- **Your task**
How many of these lines hold the string "What"? Answer with the number only.

--- BEGIN Material ---

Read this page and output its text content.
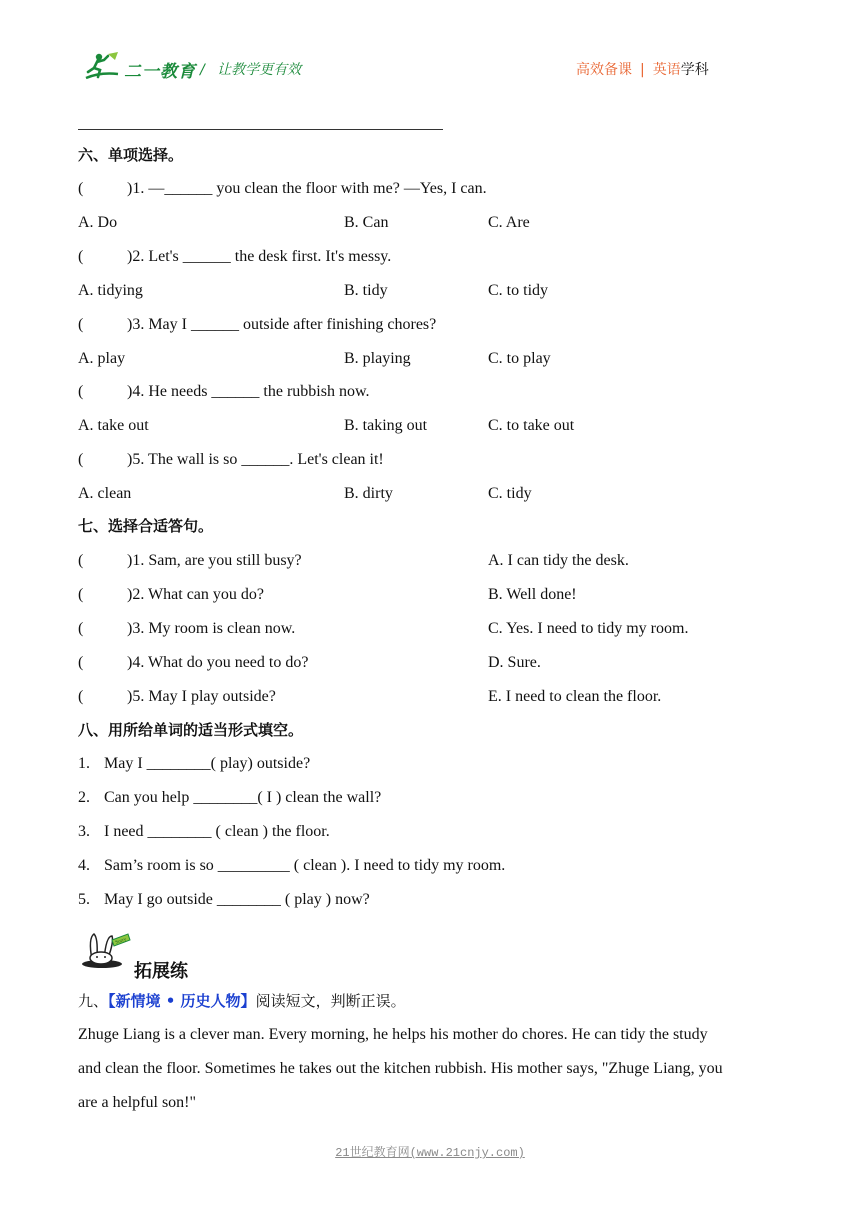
二一教育 / 让教学更有效	高效备课 | 英语学科
六、单项选择。
(	)1. —______ you clean the floor with me? —Yes, I can.
A. Do	B. Can	C. Are
(	)2. Let's ______ the desk first. It's messy.
A. tidying	B. tidy	C. to tidy
(	)3. May I ______ outside after finishing chores?
A. play	B. playing	C. to play
(	)4. He needs ______ the rubbish now.
A. take out	B. taking out	C. to take out
(	)5. The wall is so ______. Let's clean it!
A. clean	B. dirty	C. tidy
七、选择合适答句。
(	)1. Sam, are you still busy?	A. I can tidy the desk.
(	)2. What can you do?	B. Well done!
(	)3. My room is clean now.	C. Yes. I need to tidy my room.
(	)4. What do you need to do?	D. Sure.
(	)5. May I play outside?	E. I need to clean the floor.
八、用所给单词的适当形式填空。
1. May I ________( play) outside?
2. Can you help ________( I ) clean the wall?
3. I need ________ ( clean ) the floor.
4. Sam’s room is so _________ ( clean ). I need to tidy my room.
5. May I go outside ________ ( play ) now?
Sorry
拓展练
九、【新情境 • 历史人物】阅读短文，判断正误。
Zhuge Liang is a clever man. Every morning, he helps his mother do chores. He can tidy the study
and clean the floor. Sometimes he takes out the kitchen rubbish. His mother says, "Zhuge Liang, you
are a helpful son!"
21世纪教育网(www.21cnjy.com)
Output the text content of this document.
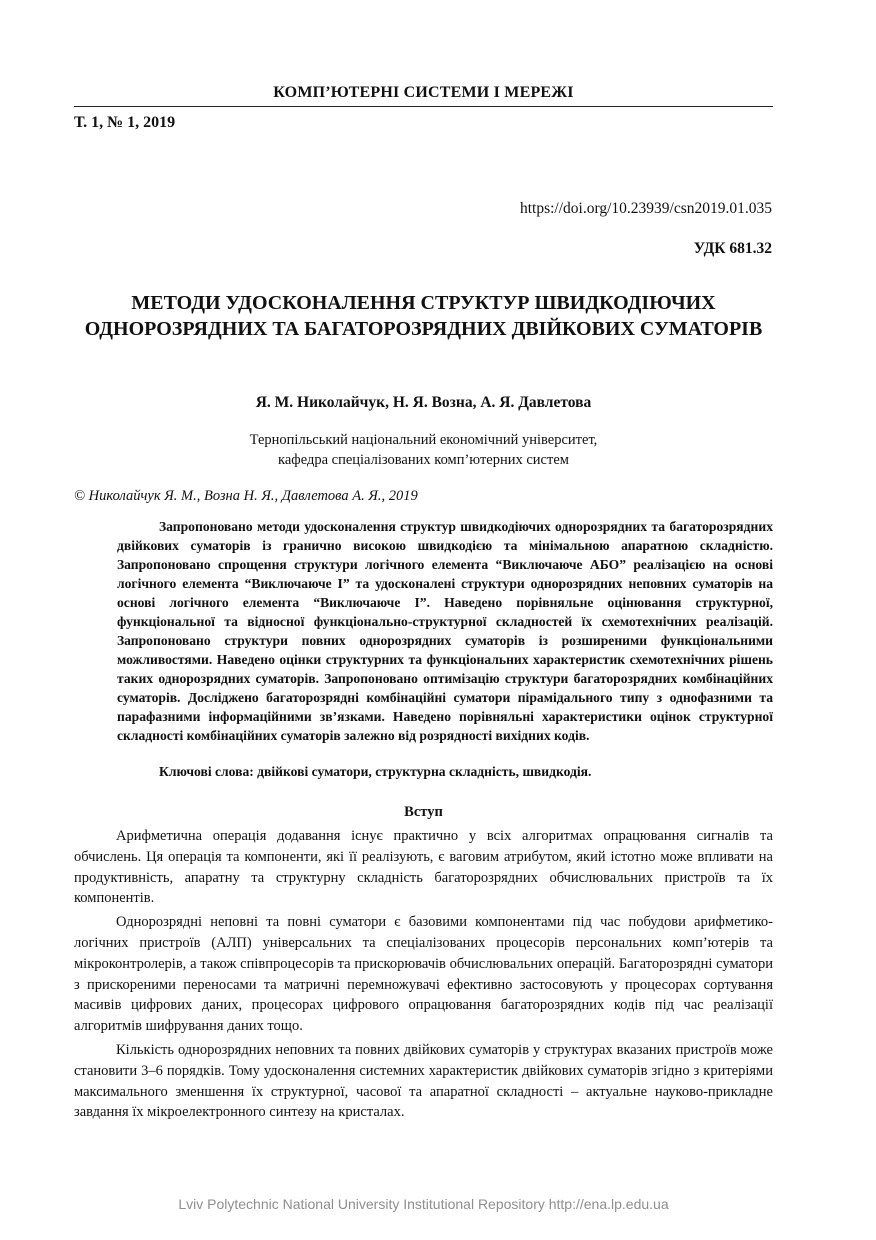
КОМП’ЮТЕРНІ СИСТЕМИ І МЕРЕЖІ
Т. 1, № 1, 2019
https://doi.org/10.23939/csn2019.01.035
УДК 681.32
МЕТОДИ УДОСКОНАЛЕННЯ СТРУКТУР ШВИДКОДІЮЧИХ ОДНОРОЗРЯДНИХ ТА БАГАТОРОЗРЯДНИХ ДВІЙКОВИХ СУМАТОРІВ
Я. М. Николайчук, Н. Я. Возна, А. Я. Давлетова
Тернопільський національний економічний університет,
кафедра спеціалізованих комп’ютерних систем
© Николайчук Я. М., Возна Н. Я., Давлетова А. Я., 2019

Запропоновано методи удосконалення структур швидкодіючих однорозрядних та багаторозрядних двійкових суматорів із гранично високою швидкодією та мінімальною апаратною складністю. Запропоновано спрощення структури логічного елемента “Виключаюче АБО” реалізацією на основі логічного елемента “Виключаюче І” та удосконалені структури однорозрядних неповних суматорів на основі логічного елемента “Виключаюче І”. Наведено порівняльне оцінювання структурної, функціональної та відносної функціонально-структурної складностей їх схемотехнічних реалізацій. Запропоновано структури повних однорозрядних суматорів із розширеними функціональними можливостями. Наведено оцінки структурних та функціональних характеристик схемотехнічних рішень таких однорозрядних суматорів. Запропоновано оптимізацію структури багаторозрядних комбінаційних суматорів. Досліджено багаторозрядні комбінаційні суматори пірамідального типу з однофазними та парафазними інформаційними зв’язками. Наведено порівняльні характеристики оцінок структурної складності комбінаційних суматорів залежно від розрядності вихідних кодів.

Ключові слова: двійкові суматори, структурна складність, швидкодія.
Вступ

Арифметична операція додавання існує практично у всіх алгоритмах опрацювання сигналів та обчислень. Ця операція та компоненти, які її реалізують, є ваговим атрибутом, який істотно може впливати на продуктивність, апаратну та структурну складність багаторозрядних обчислювальних пристроїв та їх компонентів.

Однорозрядні неповні та повні суматори є базовими компонентами під час побудови арифметико-логічних пристроїв (АЛП) універсальних та спеціалізованих процесорів персональних комп’ютерів та мікроконтролерів, а також співпроцесорів та прискорювачів обчислювальних операцій. Багаторозрядні суматори з прискореними переносами та матричні перемножувачі ефективно застосовують у процесорах сортування масивів цифрових даних, процесорах цифрового опрацювання багаторозрядних кодів під час реалізації алгоритмів шифрування даних тощо.

Кількість однорозрядних неповних та повних двійкових суматорів у структурах вказаних пристроїв може становити 3–6 порядків. Тому удосконалення системних характеристик двійкових суматорів згідно з критеріями максимального зменшення їх структурної, часової та апаратної складності – актуальне науково-прикладне завдання їх мікроелектронного синтезу на кристалах.

Lviv Polytechnic National University Institutional Repository http://ena.lp.edu.ua
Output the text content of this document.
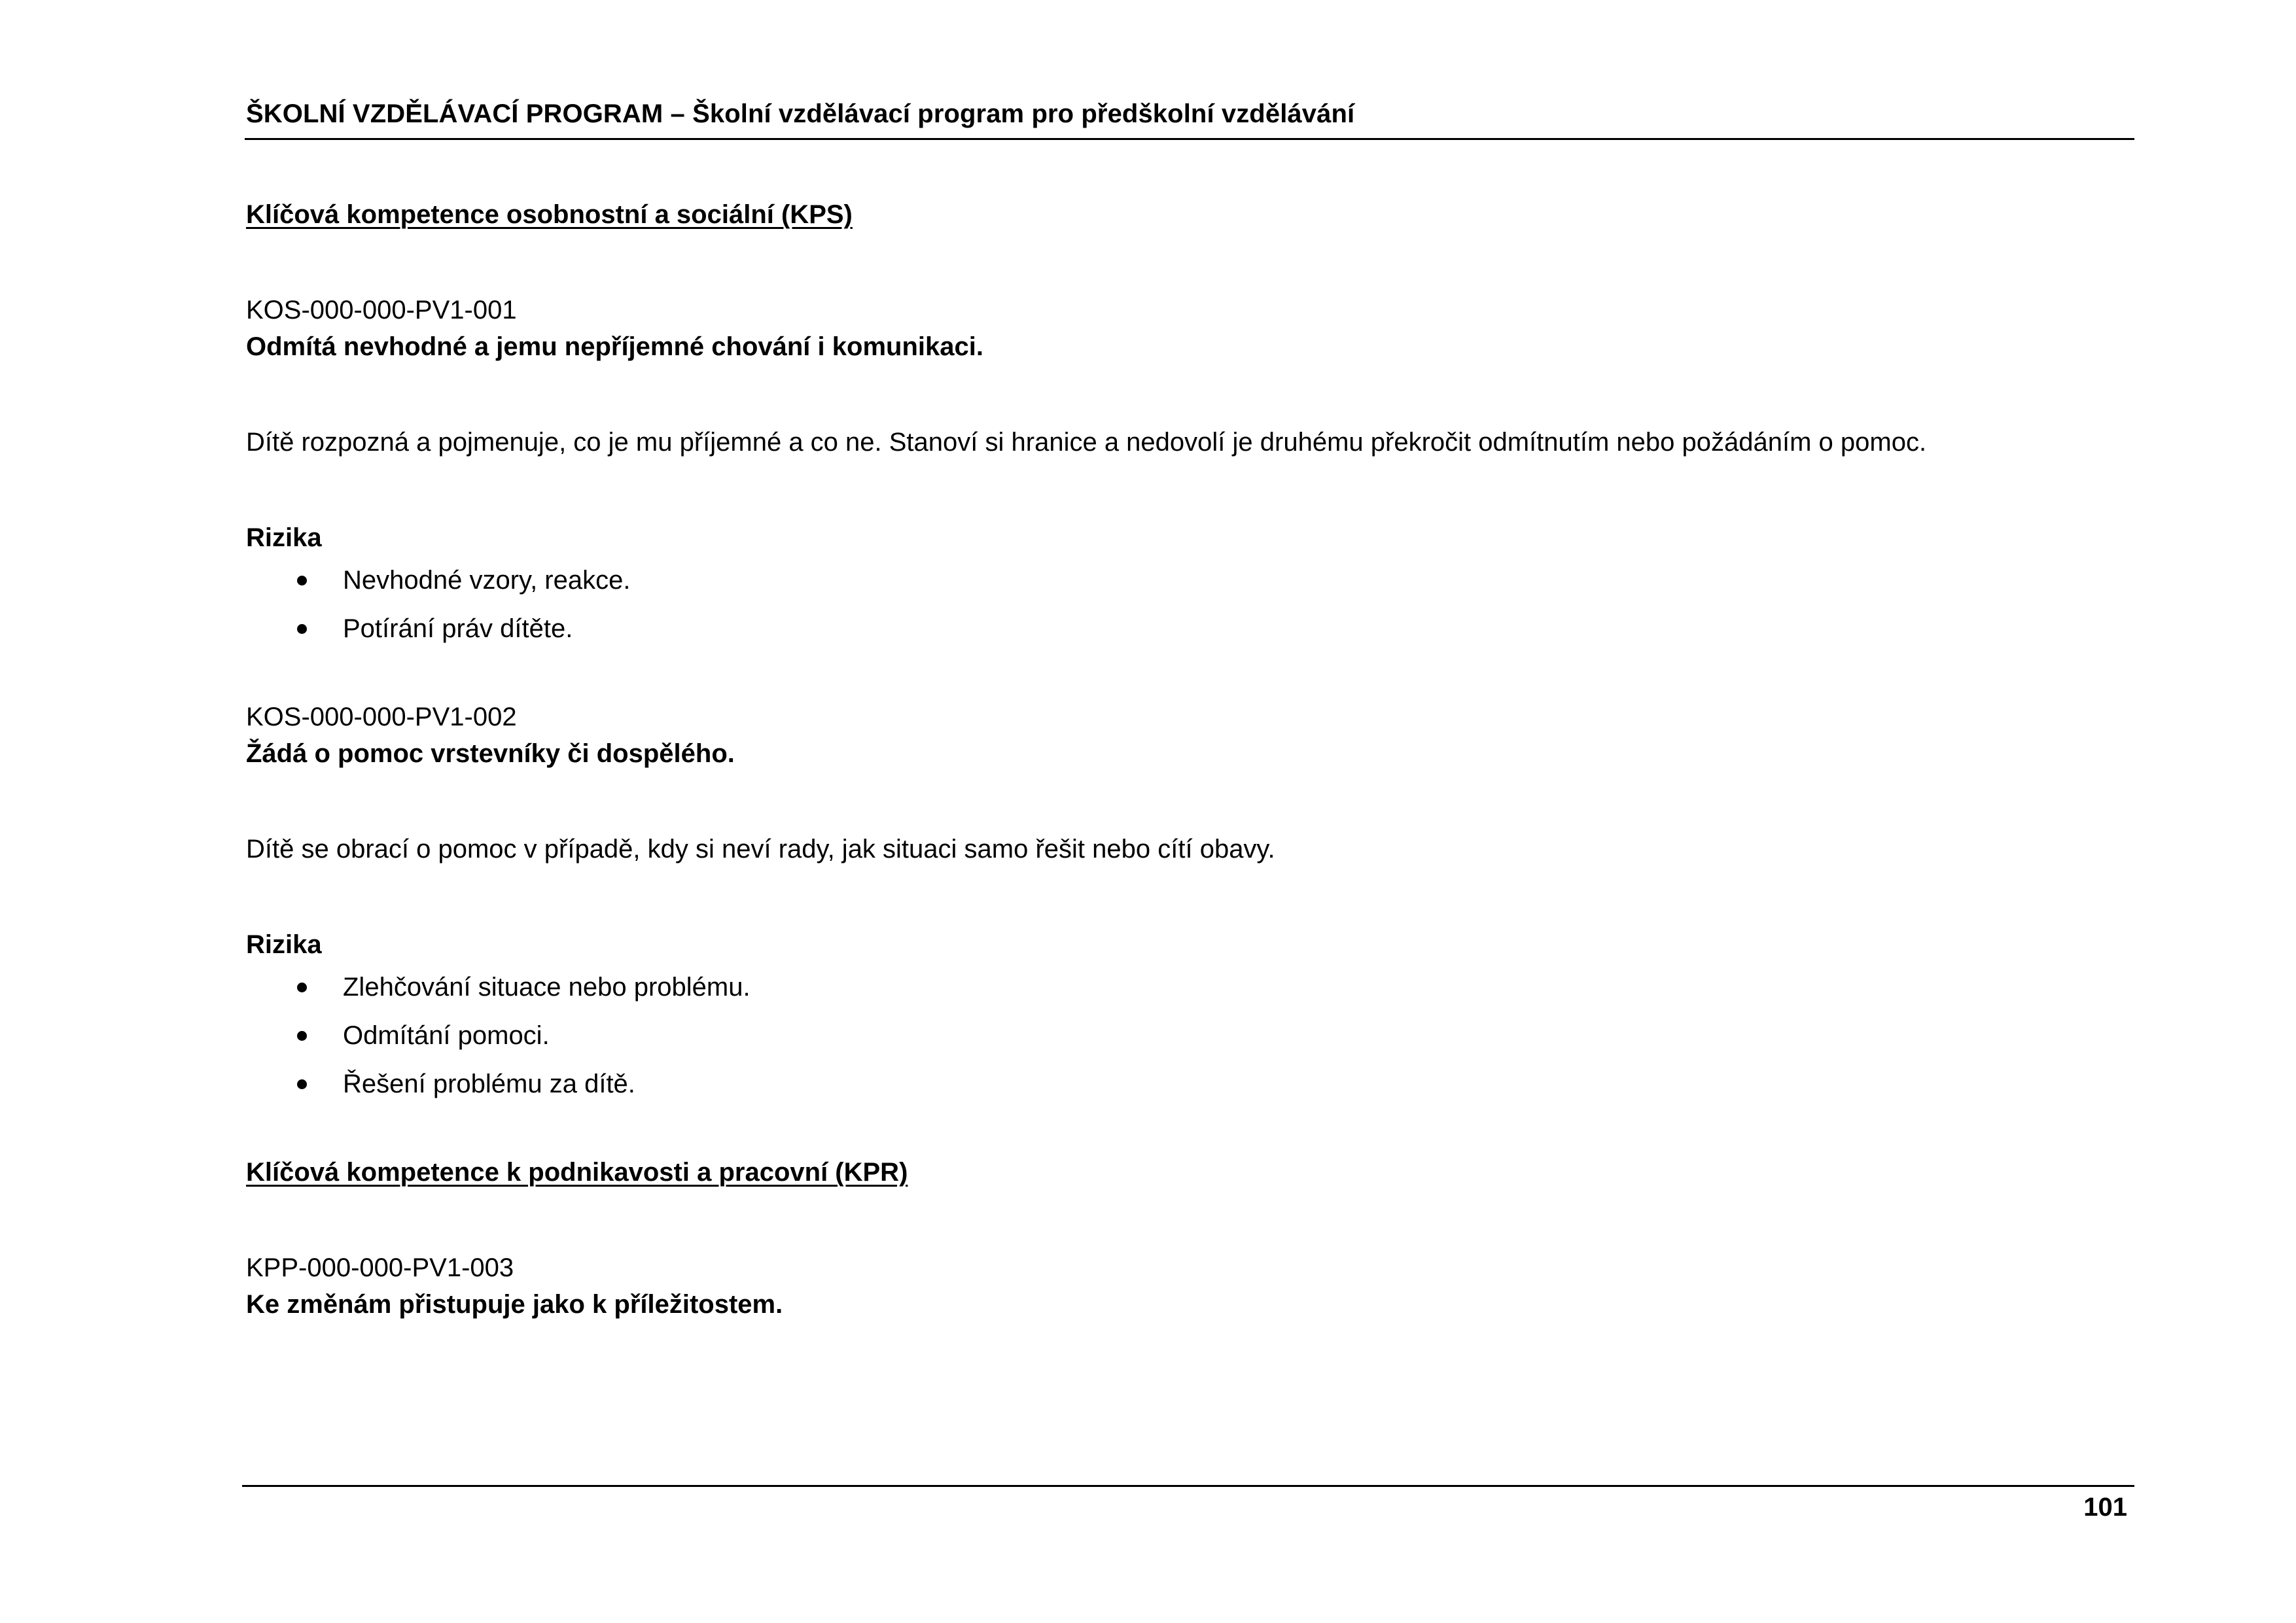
ŠKOLNÍ VZDĚLÁVACÍ PROGRAM – Školní vzdělávací program pro předškolní vzdělávání
Klíčová kompetence osobnostní a sociální (KPS)
KOS-000-000-PV1-001
Odmítá nevhodné a jemu nepříjemné chování i komunikaci.
Dítě rozpozná a pojmenuje, co je mu příjemné a co ne. Stanoví si hranice a nedovolí je druhému překročit odmítnutím nebo požádáním o pomoc.
Rizika
Nevhodné vzory, reakce.
Potírání práv dítěte.
KOS-000-000-PV1-002
Žádá o pomoc vrstevníky či dospělého.
Dítě se obrací o pomoc v případě, kdy si neví rady, jak situaci samo řešit nebo cítí obavy.
Rizika
Zlehčování situace nebo problému.
Odmítání pomoci.
Řešení problému za dítě.
Klíčová kompetence k podnikavosti a pracovní (KPR)
KPP-000-000-PV1-003
Ke změnám přistupuje jako k příležitostem.
101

--- END Material ---

- **Response**
2